PROBLEM TO SOLVE
Write each line out again exactly as written.

PROVIDED MATERIAL
··········
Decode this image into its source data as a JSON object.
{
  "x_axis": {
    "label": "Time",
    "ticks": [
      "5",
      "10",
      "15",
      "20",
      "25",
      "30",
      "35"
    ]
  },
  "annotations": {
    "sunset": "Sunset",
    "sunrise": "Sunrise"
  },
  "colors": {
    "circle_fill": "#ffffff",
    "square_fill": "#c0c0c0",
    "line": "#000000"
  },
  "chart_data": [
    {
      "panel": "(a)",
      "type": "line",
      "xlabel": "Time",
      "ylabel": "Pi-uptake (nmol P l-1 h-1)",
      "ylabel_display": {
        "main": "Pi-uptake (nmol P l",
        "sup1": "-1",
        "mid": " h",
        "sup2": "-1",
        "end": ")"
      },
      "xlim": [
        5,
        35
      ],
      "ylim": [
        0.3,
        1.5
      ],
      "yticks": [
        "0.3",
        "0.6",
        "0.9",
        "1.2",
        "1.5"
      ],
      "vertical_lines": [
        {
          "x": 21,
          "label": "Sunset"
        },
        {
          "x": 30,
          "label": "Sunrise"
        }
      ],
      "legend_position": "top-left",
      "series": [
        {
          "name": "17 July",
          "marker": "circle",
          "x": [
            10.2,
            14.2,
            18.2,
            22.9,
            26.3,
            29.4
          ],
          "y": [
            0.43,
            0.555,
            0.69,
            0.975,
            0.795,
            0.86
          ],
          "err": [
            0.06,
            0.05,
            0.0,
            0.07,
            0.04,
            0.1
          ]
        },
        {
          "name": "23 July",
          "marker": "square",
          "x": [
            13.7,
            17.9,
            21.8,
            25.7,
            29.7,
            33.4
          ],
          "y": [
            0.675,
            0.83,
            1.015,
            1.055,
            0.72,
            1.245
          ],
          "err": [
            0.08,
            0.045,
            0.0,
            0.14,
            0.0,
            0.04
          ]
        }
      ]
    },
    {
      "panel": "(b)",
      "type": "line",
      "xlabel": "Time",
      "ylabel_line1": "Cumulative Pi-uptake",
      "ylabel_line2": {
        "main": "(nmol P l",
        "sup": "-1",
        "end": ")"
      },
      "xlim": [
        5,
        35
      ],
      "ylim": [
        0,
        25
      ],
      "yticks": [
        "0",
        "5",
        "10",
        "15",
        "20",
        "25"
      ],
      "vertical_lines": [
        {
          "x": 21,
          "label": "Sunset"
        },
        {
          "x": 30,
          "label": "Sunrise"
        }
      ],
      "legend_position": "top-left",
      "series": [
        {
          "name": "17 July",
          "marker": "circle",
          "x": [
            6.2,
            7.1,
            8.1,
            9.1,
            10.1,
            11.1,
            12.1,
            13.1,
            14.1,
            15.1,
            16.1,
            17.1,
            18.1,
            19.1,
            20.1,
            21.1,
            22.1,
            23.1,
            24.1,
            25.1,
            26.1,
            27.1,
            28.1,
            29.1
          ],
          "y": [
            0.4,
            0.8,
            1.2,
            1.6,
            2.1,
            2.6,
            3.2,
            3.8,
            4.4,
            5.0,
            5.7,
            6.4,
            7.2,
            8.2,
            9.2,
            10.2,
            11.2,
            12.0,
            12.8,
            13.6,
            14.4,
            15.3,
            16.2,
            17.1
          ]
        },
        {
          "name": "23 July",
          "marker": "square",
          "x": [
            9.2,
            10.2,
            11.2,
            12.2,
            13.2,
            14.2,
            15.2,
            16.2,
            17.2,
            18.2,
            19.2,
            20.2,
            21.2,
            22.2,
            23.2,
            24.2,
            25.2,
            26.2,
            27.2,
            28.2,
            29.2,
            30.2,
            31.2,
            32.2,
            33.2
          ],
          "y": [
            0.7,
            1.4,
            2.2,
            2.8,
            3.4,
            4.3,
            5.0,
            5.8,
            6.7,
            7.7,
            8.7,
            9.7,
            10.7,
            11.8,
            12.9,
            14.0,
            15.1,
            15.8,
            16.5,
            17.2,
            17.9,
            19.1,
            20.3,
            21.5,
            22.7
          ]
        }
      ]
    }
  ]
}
··········
RESULT OF THE TASK
Decode this image into its source data as a JSON object.
{
  "x_axis": {
    "label": "Time",
    "ticks": [
      "5",
      "10",
      "15",
      "20",
      "25",
      "30",
      "35"
    ]
  },
  "annotations": {
    "sunset": "Sunset",
    "sunrise": "Sunrise"
  },
  "colors": {
    "circle_fill": "#ffffff",
    "square_fill": "#c0c0c0",
    "line": "#000000"
  },
  "chart_data": [
    {
      "panel": "(a)",
      "type": "line",
      "xlabel": "Time",
      "ylabel": "Pi-uptake (nmol P l-1 h-1)",
      "ylabel_display": {
        "main": "Pi-uptake (nmol P l",
        "sup1": "-1",
        "mid": " h",
        "sup2": "-1",
        "end": ")"
      },
      "xlim": [
        5,
        35
      ],
      "ylim": [
        0.3,
        1.5
      ],
      "yticks": [
        "0.3",
        "0.6",
        "0.9",
        "1.2",
        "1.5"
      ],
      "vertical_lines": [
        {
          "x": 21,
          "label": "Sunset"
        },
        {
          "x": 30,
          "label": "Sunrise"
        }
      ],
      "legend_position": "top-left",
      "series": [
        {
          "name": "17 July",
          "marker": "circle",
          "x": [
            10.2,
            14.2,
            18.2,
            22.9,
            26.3,
            29.4
          ],
          "y": [
            0.43,
            0.555,
            0.69,
            0.975,
            0.795,
            0.86
          ],
          "err": [
            0.06,
            0.05,
            0.0,
            0.07,
            0.04,
            0.1
          ]
        },
        {
          "name": "23 July",
          "marker": "square",
          "x": [
            13.7,
            17.9,
            21.8,
            25.7,
            29.7,
            33.4
          ],
          "y": [
            0.675,
            0.83,
            1.015,
            1.055,
            0.72,
            1.245
          ],
          "err": [
            0.08,
            0.045,
            0.0,
            0.14,
            0.0,
            0.04
          ]
        }
      ]
    },
    {
      "panel": "(b)",
      "type": "line",
      "xlabel": "Time",
      "ylabel_line1": "Cumulative Pi-uptake",
      "ylabel_line2": {
        "main": "(nmol P l",
        "sup": "-1",
        "end": ")"
      },
      "xlim": [
        5,
        35
      ],
      "ylim": [
        0,
        25
      ],
      "yticks": [
        "0",
        "5",
        "10",
        "15",
        "20",
        "25"
      ],
      "vertical_lines": [
        {
          "x": 21,
          "label": "Sunset"
        },
        {
          "x": 30,
          "label": "Sunrise"
        }
      ],
      "legend_position": "top-left",
      "series": [
        {
          "name": "17 July",
          "marker": "circle",
          "x": [
            6.2,
            7.1,
            8.1,
            9.1,
            10.1,
            11.1,
            12.1,
            13.1,
            14.1,
            15.1,
            16.1,
            17.1,
            18.1,
            19.1,
            20.1,
            21.1,
            22.1,
            23.1,
            24.1,
            25.1,
            26.1,
            27.1,
            28.1,
            29.1
          ],
          "y": [
            0.4,
            0.8,
            1.2,
            1.6,
            2.1,
            2.6,
            3.2,
            3.8,
            4.4,
            5.0,
            5.7,
            6.4,
            7.2,
            8.2,
            9.2,
            10.2,
            11.2,
            12.0,
            12.8,
            13.6,
            14.4,
            15.3,
            16.2,
            17.1
          ]
        },
        {
          "name": "23 July",
          "marker": "square",
          "x": [
            9.2,
            10.2,
            11.2,
            12.2,
            13.2,
            14.2,
            15.2,
            16.2,
            17.2,
            18.2,
            19.2,
            20.2,
            21.2,
            22.2,
            23.2,
            24.2,
            25.2,
            26.2,
            27.2,
            28.2,
            29.2,
            30.2,
            31.2,
            32.2,
            33.2
          ],
          "y": [
            0.7,
            1.4,
            2.2,
            2.8,
            3.4,
            4.3,
            5.0,
            5.8,
            6.7,
            7.7,
            8.7,
            9.7,
            10.7,
            11.8,
            12.9,
            14.0,
            15.1,
            15.8,
            16.5,
            17.2,
            17.9,
            19.1,
            20.3,
            21.5,
            22.7
          ]
        }
      ]
    }
  ]
}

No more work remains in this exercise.